# Given task
Take every line from the material that has the word "color" in it.

(Dataset entries on figures)
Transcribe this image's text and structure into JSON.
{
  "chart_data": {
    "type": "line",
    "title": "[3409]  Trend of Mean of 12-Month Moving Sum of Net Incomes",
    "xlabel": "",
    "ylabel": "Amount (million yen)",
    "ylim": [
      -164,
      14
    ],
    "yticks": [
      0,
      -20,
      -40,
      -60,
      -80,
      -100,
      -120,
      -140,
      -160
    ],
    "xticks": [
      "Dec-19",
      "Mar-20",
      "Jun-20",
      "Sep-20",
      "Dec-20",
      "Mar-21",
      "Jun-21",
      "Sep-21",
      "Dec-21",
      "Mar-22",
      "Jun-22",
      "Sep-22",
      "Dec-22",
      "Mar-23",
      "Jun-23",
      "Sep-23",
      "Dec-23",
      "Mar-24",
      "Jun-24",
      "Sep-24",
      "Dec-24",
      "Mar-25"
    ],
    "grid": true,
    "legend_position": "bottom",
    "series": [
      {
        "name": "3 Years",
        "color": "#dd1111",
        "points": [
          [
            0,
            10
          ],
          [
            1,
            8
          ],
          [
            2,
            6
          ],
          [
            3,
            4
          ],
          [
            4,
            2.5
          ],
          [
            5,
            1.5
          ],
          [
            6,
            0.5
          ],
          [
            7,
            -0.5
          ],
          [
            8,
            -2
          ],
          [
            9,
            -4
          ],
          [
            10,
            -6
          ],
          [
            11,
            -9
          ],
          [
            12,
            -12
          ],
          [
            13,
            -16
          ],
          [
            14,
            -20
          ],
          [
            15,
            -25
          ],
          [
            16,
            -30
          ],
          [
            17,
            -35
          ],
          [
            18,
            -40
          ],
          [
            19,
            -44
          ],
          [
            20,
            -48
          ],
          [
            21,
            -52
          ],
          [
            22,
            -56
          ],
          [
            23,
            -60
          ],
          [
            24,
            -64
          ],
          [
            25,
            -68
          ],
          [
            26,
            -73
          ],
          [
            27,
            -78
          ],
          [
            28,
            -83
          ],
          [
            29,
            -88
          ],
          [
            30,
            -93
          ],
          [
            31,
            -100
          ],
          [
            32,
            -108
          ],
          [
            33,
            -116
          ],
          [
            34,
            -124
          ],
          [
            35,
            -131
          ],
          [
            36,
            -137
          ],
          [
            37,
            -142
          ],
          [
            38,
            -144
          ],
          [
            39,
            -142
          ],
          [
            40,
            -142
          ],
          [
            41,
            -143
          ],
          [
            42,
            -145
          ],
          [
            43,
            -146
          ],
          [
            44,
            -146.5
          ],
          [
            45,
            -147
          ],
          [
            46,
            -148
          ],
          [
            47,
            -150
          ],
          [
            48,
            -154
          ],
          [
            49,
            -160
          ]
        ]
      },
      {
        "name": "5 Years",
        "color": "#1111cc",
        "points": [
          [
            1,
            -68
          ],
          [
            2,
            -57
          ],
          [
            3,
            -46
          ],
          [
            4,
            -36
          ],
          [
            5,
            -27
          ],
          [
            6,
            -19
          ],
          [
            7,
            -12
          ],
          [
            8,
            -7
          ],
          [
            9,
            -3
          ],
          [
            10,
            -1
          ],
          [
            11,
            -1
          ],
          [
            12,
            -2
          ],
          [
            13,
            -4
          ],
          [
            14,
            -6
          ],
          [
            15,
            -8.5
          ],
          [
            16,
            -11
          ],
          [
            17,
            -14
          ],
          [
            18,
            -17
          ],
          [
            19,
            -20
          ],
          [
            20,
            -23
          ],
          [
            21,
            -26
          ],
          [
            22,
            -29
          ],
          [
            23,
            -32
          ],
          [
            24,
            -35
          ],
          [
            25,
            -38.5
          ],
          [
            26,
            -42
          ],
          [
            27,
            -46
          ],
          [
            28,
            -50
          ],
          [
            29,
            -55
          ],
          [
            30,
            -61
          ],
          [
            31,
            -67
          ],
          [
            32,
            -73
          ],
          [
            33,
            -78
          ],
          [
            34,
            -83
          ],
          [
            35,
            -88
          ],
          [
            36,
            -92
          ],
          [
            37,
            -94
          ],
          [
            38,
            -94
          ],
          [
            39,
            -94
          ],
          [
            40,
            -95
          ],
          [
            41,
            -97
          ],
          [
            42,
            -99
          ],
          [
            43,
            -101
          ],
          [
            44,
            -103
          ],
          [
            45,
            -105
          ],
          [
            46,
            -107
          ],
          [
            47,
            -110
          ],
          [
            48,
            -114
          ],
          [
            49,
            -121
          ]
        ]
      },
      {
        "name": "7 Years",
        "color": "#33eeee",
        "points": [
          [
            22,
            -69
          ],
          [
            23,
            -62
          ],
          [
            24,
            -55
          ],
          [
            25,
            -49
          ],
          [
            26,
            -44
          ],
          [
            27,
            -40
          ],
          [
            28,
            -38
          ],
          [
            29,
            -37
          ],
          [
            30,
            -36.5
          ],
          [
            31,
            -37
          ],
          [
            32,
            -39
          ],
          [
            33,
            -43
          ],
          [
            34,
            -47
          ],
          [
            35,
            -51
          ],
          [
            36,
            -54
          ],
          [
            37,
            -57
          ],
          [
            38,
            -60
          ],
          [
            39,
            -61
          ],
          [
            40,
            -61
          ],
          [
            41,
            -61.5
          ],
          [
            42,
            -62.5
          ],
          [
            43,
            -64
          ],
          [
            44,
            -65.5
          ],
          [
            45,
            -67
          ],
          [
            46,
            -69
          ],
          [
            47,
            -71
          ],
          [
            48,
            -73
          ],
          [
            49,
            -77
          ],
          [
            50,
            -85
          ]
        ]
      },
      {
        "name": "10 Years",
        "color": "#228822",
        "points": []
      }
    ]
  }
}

# Response below
        "color": "#dd1111",
        "color": "#1111cc",
        "color": "#33eeee",
        "color": "#228822",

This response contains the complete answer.